Tally up the lines where the string "color" appears; reply with the number only.

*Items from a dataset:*
** START **
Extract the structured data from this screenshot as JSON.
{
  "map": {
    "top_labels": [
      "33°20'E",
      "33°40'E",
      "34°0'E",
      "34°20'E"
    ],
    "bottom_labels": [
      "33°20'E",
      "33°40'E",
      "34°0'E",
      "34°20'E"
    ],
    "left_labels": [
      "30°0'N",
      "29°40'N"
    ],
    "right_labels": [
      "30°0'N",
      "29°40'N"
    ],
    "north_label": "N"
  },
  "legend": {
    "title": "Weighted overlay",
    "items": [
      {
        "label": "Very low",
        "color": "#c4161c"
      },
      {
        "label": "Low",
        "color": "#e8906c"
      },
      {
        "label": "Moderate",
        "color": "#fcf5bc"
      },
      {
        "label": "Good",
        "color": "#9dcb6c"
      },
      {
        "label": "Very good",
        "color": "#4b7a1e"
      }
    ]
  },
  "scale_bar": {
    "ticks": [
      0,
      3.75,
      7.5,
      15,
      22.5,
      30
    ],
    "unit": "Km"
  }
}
** END **
*Complete output:*
5